*** Excerpt to read Section Begins ***
Open Tyrrrz opened 3 years ago
Hi @Tyrrrz and thank you for your suggestion.
I agree the logs are a hard to read. They can also still be useful, as most of the time you'd be searching for "error" in the log as a whole. I would consider this a potential blocker for splitting up the logs too much.
That said; ideally we could definitely split between activate
, build
and return license
steps. This would mean that we have 6900 lines in the build
step, which is not helping your cause.
What would you suggest we do to split the output from unity editor itself? Do you have any experience utilising the line grouping effectively? Would love to hear some more ideas on how to implement this well.
Maybe there are also alternatives to consider, like creating a better summary at the end somehow.
*** Excerpt to read Section Ends ***
*** Data to examine Section Begins ***
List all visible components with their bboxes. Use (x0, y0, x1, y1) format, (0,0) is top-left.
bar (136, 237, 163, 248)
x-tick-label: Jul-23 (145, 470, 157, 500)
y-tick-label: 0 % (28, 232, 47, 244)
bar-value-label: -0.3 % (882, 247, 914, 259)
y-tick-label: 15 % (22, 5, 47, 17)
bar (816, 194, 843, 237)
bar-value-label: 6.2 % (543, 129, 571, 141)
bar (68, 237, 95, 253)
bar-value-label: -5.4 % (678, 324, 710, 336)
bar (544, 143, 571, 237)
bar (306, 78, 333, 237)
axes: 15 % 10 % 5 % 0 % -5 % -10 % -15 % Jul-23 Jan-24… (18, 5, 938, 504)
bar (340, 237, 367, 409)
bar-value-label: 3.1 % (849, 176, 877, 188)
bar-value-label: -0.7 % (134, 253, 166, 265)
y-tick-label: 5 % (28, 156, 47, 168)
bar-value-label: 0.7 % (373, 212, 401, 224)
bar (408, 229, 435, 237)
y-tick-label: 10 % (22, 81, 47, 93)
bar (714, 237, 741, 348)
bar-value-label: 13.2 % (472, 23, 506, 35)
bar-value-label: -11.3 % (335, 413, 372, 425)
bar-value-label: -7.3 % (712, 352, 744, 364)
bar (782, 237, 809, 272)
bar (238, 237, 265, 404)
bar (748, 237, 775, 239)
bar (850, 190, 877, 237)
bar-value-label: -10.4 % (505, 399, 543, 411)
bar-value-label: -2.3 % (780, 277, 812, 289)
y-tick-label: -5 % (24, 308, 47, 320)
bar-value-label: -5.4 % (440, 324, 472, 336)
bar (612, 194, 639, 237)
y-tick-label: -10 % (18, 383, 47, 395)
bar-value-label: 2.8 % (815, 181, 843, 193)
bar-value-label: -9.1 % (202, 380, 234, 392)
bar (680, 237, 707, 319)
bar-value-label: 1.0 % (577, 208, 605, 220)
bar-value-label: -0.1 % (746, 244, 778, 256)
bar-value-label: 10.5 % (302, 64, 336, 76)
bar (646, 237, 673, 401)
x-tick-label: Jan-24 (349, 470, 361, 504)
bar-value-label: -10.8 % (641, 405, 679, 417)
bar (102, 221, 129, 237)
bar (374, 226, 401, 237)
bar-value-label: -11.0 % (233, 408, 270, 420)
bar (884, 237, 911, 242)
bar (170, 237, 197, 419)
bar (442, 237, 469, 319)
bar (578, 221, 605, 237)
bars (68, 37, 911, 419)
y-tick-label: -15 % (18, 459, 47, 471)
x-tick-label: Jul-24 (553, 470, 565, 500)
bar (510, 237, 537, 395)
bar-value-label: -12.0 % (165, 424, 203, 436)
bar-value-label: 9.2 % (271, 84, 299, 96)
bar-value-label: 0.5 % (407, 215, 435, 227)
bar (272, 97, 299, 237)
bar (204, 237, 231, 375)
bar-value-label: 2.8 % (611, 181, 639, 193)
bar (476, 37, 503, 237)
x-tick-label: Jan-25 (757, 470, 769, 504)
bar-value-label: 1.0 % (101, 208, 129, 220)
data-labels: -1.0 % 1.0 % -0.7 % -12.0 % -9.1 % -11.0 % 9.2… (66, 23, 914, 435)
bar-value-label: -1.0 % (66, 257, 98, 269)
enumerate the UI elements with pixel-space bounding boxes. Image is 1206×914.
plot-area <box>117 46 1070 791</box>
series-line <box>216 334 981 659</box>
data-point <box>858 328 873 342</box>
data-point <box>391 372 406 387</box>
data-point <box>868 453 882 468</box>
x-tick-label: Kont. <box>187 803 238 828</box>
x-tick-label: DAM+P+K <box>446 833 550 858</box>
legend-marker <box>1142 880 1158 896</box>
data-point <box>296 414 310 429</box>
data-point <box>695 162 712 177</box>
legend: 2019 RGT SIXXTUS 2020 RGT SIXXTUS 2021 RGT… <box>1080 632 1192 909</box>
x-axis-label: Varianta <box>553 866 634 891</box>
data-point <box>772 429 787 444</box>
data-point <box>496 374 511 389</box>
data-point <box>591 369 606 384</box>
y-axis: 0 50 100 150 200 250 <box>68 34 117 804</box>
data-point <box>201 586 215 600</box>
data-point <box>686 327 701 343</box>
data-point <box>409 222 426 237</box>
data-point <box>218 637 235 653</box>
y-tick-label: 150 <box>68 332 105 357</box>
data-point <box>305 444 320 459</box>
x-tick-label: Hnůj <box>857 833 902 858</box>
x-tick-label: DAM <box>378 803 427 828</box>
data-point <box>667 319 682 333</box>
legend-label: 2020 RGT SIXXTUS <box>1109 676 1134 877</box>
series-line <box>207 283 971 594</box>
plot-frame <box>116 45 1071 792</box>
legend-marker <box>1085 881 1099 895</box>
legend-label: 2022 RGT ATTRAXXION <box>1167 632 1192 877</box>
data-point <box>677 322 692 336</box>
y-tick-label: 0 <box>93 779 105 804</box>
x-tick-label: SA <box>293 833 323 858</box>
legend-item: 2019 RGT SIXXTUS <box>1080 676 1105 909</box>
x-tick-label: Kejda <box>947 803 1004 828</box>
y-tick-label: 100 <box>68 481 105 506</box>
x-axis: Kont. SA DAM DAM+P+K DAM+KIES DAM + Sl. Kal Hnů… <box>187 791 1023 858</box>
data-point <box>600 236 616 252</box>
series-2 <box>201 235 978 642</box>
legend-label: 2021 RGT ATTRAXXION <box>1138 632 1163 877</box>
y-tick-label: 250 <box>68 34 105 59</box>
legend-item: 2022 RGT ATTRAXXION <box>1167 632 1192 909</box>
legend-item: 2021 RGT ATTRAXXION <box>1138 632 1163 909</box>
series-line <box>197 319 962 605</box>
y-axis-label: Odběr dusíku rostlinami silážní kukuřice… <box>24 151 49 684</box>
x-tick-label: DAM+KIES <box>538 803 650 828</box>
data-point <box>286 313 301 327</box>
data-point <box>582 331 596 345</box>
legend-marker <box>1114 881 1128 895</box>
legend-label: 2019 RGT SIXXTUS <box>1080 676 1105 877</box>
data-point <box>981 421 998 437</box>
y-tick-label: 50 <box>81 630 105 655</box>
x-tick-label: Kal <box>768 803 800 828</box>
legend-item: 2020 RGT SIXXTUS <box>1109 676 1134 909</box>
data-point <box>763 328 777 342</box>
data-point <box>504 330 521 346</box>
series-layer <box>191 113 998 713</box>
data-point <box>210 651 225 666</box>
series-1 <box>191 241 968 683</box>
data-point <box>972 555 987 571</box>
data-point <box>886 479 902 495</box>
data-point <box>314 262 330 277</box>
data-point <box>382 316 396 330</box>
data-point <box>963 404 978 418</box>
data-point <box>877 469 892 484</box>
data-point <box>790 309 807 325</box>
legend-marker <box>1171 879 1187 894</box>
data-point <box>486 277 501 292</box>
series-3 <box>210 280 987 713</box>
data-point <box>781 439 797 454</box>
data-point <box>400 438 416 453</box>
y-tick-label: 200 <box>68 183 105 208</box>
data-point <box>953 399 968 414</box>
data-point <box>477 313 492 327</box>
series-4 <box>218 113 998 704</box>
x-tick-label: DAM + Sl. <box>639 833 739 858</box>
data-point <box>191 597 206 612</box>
*** Data to examine Section Ends ***
### Activity 1
In the log-splitting comment, substitute "log files" for "logs" and give everything from "Open Tyrrrz opened" down to "helping your cause." again.
### Activity 2
Resume the log-splitting comment after its last sentence.

### Written reply 1
Open Tyrrrz opened 3 years ago
Hi @Tyrrrz and thank you for your suggestion.
I agree the log files are a hard to read. They can also still be useful, as most of the time you'd be searching for "error" in the log as a whole. I would consider this a potential blocker for splitting up the log files too much.
That said; ideally we could definitely split between activate
, build
and return license
steps. This would mean that we have 6900 lines in the build
step, which is not helping your cause.

### Written reply 2
Hey @webbertakken
I haven't had the experience of utilizing line grouping myself. Looking at the log, I'm thinking maybe the following separation would make sense:
The biggest issue currently is that it's very hard to tell where one logical step ends and another one starts. Also, some steps like "importing assets" produce a lot of logs, which by themselves are not useful in any way, so it would really be nice if they were collapsible. All of this makes it difficult to find errors, as they are often somewhere in the middle, requiring you to sift through a sea of unrelated information.
Yea we need to call in the bash tricksters. 👩🔬👨🔬
@GabLeRoux, @mob-sakai any ideas how we could implement this?
We can easily create a group for the first step by wrapping the Docker build in index.js:
core.startGroup('Preparing Docker image....');
const builtImage = await Docker.build({ path: actionFolder, dockerfile, baseImage });
core.endGroup()
await Docker.run(builtImage, { workspace, ...buildParameters });
Then I think we could add the echo "::group::my title"
and echo "::endgroup::"
at the start and end of each of the activate.sh, build.sh, and return_license.sh steps.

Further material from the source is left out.